■ What is expected
From the line that contains "What text is on this page?" through the closing line of the entries, write out each line exactly; pictures stay out.

■ Material supplied
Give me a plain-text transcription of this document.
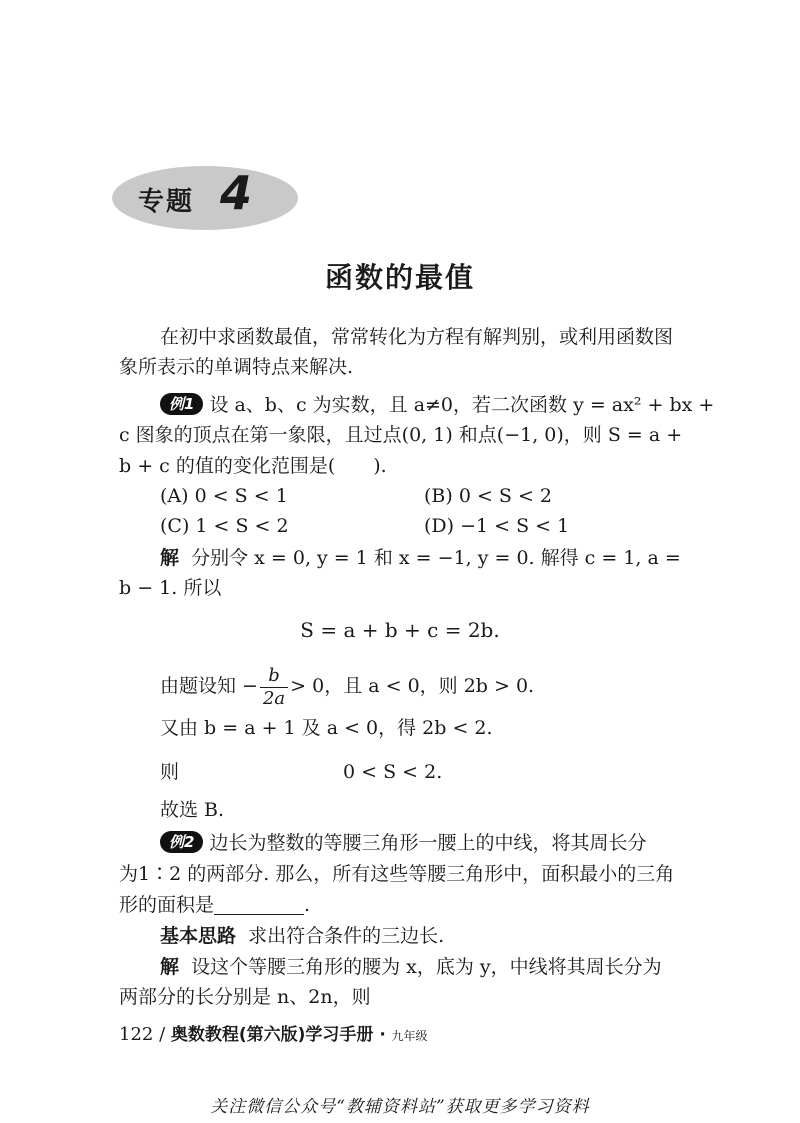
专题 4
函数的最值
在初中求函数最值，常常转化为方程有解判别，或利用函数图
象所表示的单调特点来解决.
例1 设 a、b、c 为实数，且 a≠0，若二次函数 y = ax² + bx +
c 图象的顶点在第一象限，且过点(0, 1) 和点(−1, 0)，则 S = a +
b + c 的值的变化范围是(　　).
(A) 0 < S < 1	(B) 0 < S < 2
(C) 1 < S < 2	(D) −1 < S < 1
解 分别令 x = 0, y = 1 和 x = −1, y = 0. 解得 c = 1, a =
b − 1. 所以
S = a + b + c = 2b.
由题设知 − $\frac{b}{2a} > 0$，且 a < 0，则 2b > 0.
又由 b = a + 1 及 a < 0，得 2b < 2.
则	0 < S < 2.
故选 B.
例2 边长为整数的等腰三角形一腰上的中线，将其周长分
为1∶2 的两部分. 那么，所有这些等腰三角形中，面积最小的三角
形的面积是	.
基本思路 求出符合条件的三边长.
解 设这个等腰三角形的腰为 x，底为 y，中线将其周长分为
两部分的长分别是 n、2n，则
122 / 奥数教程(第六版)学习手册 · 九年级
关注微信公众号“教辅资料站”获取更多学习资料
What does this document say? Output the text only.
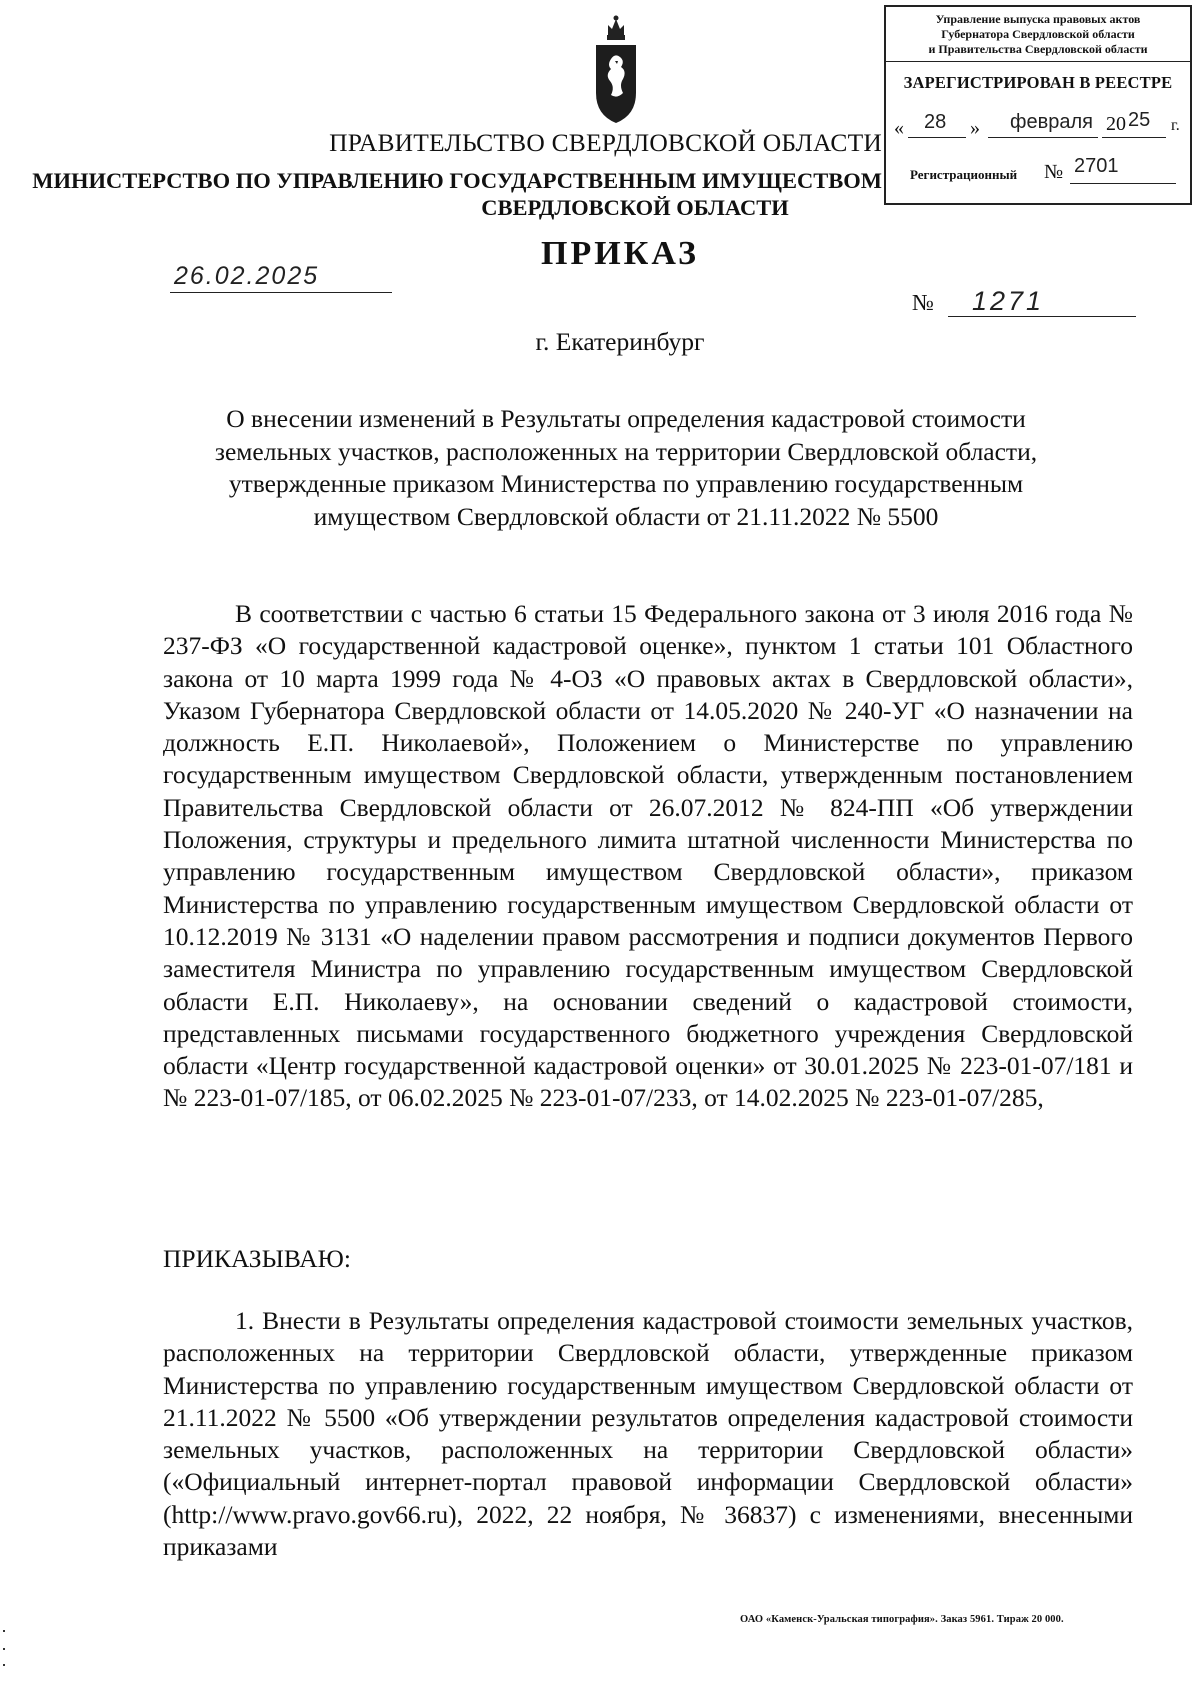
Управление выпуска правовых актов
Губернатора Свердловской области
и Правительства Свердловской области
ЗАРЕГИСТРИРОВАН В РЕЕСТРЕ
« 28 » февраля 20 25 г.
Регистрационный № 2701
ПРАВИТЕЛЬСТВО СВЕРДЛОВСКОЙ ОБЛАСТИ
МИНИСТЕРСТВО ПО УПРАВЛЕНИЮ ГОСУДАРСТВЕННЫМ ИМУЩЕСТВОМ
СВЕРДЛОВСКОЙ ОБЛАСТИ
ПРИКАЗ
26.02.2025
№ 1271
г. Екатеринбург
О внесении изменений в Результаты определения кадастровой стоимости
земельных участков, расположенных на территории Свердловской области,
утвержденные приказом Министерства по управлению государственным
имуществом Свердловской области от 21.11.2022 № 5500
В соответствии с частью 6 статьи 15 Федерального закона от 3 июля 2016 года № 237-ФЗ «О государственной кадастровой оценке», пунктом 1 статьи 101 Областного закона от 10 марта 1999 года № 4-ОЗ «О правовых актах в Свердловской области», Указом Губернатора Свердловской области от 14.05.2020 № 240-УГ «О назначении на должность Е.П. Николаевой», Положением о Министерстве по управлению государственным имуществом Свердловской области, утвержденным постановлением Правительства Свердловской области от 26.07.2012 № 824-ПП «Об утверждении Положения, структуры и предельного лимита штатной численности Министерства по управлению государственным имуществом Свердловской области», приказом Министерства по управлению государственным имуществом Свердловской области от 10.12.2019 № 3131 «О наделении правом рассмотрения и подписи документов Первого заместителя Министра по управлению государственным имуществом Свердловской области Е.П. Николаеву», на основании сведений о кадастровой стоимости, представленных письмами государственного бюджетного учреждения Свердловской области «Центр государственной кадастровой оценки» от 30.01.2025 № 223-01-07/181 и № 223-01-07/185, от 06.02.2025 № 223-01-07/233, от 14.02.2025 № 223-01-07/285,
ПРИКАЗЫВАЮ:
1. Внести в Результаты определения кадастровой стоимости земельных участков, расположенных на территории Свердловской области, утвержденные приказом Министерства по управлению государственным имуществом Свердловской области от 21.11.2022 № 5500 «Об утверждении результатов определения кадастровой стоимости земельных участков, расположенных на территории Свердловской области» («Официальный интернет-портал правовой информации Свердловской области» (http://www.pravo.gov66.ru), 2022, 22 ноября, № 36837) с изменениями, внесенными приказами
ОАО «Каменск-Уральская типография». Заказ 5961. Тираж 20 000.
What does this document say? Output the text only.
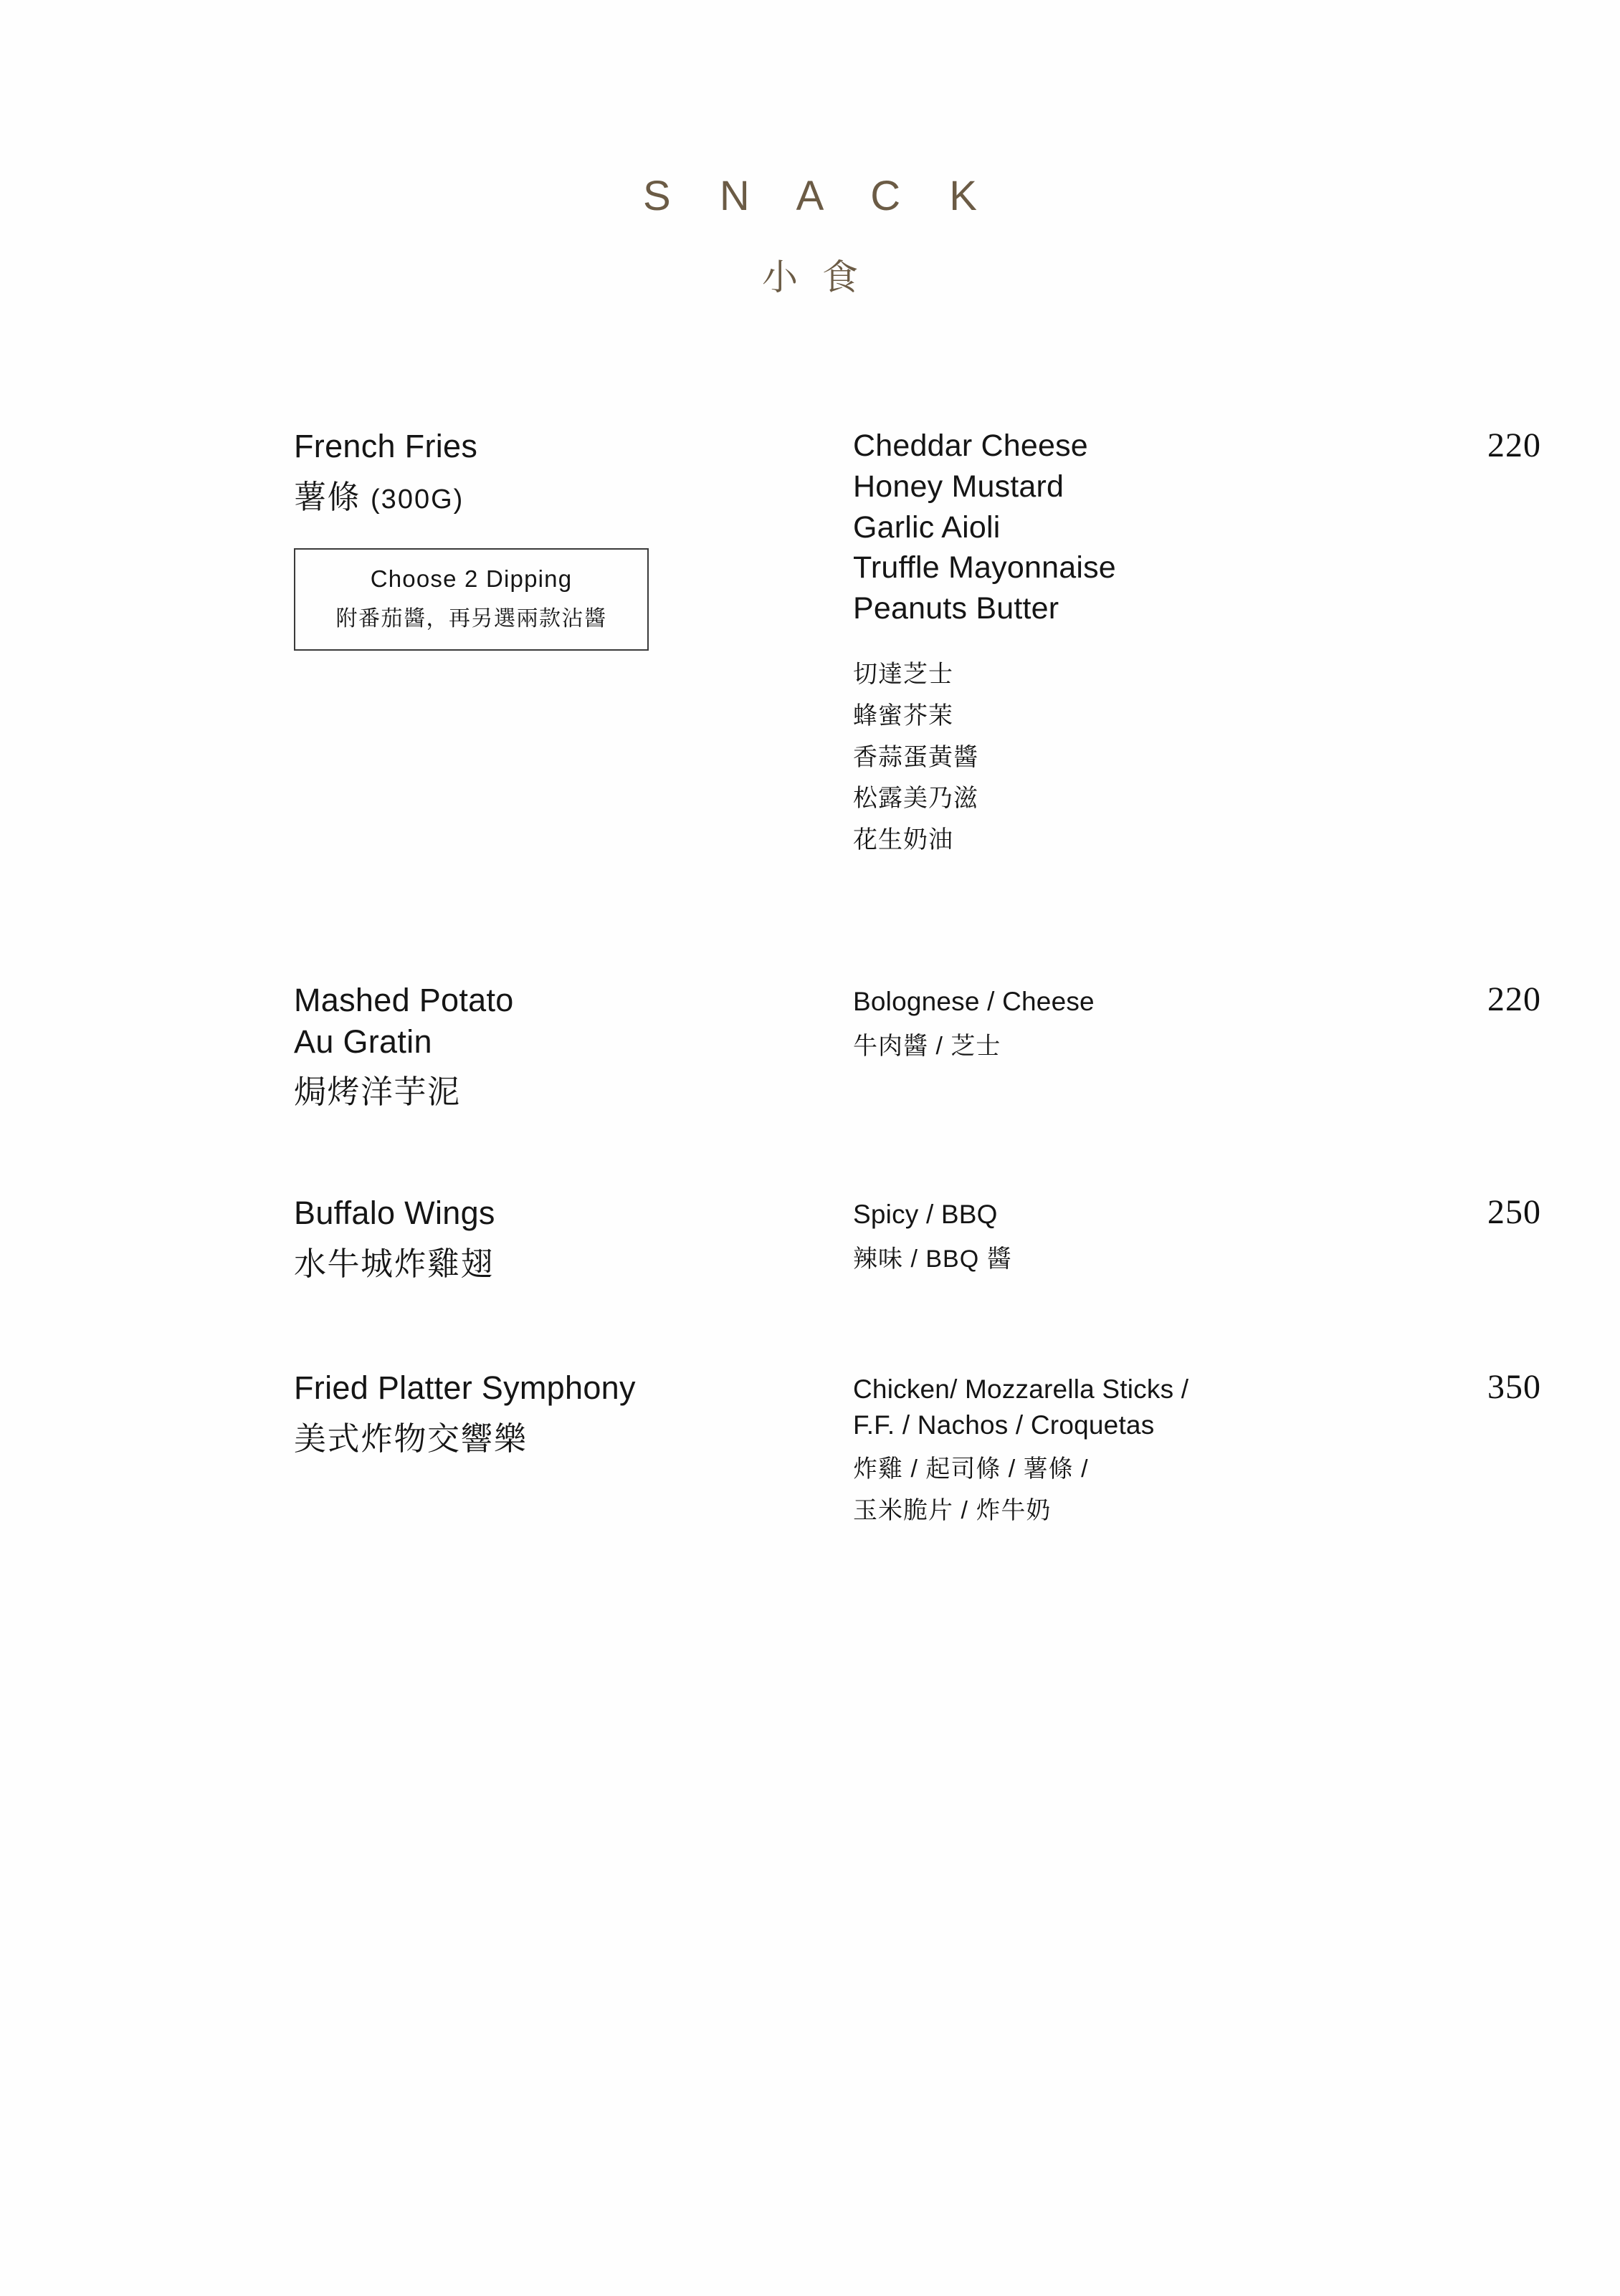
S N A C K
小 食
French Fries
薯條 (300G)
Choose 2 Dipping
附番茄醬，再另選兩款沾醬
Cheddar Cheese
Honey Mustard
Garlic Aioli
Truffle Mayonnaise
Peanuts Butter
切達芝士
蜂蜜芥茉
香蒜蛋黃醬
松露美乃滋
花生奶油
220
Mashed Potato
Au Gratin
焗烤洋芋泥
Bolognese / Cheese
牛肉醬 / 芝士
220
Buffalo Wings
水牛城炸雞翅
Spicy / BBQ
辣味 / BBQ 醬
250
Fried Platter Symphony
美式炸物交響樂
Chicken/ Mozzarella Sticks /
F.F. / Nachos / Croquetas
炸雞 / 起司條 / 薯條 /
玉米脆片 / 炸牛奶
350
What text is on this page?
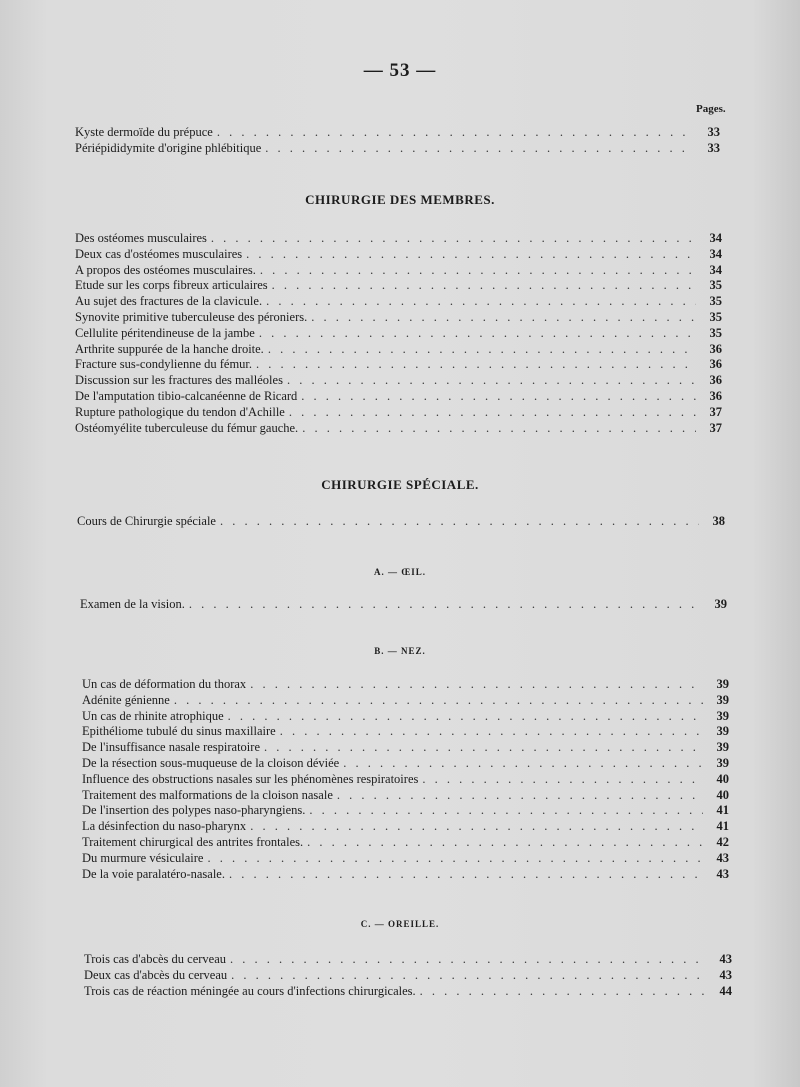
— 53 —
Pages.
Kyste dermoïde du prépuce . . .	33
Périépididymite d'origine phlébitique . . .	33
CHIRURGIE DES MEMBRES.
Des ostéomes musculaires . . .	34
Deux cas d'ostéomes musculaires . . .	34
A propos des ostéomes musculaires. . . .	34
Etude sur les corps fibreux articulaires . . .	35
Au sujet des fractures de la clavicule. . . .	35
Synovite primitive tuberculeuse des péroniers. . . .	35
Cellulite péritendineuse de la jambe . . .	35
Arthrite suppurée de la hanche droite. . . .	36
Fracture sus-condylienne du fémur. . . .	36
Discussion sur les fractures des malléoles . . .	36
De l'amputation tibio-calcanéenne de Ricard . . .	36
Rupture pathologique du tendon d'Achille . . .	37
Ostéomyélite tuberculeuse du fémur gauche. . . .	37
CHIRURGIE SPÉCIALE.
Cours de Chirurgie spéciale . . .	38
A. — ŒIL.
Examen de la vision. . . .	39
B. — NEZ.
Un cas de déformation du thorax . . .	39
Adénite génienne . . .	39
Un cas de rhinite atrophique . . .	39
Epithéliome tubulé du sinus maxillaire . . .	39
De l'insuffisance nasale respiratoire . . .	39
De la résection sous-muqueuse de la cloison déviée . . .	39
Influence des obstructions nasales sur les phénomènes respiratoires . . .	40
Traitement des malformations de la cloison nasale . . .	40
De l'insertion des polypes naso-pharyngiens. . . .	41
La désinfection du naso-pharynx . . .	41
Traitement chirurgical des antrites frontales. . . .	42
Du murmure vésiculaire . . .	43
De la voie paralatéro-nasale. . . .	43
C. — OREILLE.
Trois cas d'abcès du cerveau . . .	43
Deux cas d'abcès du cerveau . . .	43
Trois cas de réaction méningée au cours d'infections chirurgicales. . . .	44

■ Solution
What text is on this page?
— 53 —
Pages.
Kyste dermoïde du prépuce . . .	33
Périépididymite d'origine phlébitique . . .	33
CHIRURGIE DES MEMBRES.
Des ostéomes musculaires . . .	34
Deux cas d'ostéomes musculaires . . .	34
A propos des ostéomes musculaires. . . .	34
Etude sur les corps fibreux articulaires . . .	35
Au sujet des fractures de la clavicule. . . .	35
Synovite primitive tuberculeuse des péroniers. . . .	35
Cellulite péritendineuse de la jambe . . .	35
Arthrite suppurée de la hanche droite. . . .	36
Fracture sus-condylienne du fémur. . . .	36
Discussion sur les fractures des malléoles . . .	36
De l'amputation tibio-calcanéenne de Ricard . . .	36
Rupture pathologique du tendon d'Achille . . .	37
Ostéomyélite tuberculeuse du fémur gauche. . . .	37
CHIRURGIE SPÉCIALE.
Cours de Chirurgie spéciale . . .	38
A. — ŒIL.
Examen de la vision. . . .	39
B. — NEZ.
Un cas de déformation du thorax . . .	39
Adénite génienne . . .	39
Un cas de rhinite atrophique . . .	39
Epithéliome tubulé du sinus maxillaire . . .	39
De l'insuffisance nasale respiratoire . . .	39
De la résection sous-muqueuse de la cloison déviée . . .	39
Influence des obstructions nasales sur les phénomènes respiratoires . . .	40
Traitement des malformations de la cloison nasale . . .	40
De l'insertion des polypes naso-pharyngiens. . . .	41
La désinfection du naso-pharynx . . .	41
Traitement chirurgical des antrites frontales. . . .	42
Du murmure vésiculaire . . .	43
De la voie paralatéro-nasale. . . .	43
C. — OREILLE.
Trois cas d'abcès du cerveau . . .	43
Deux cas d'abcès du cerveau . . .	43
Trois cas de réaction méningée au cours d'infections chirurgicales. . . .	44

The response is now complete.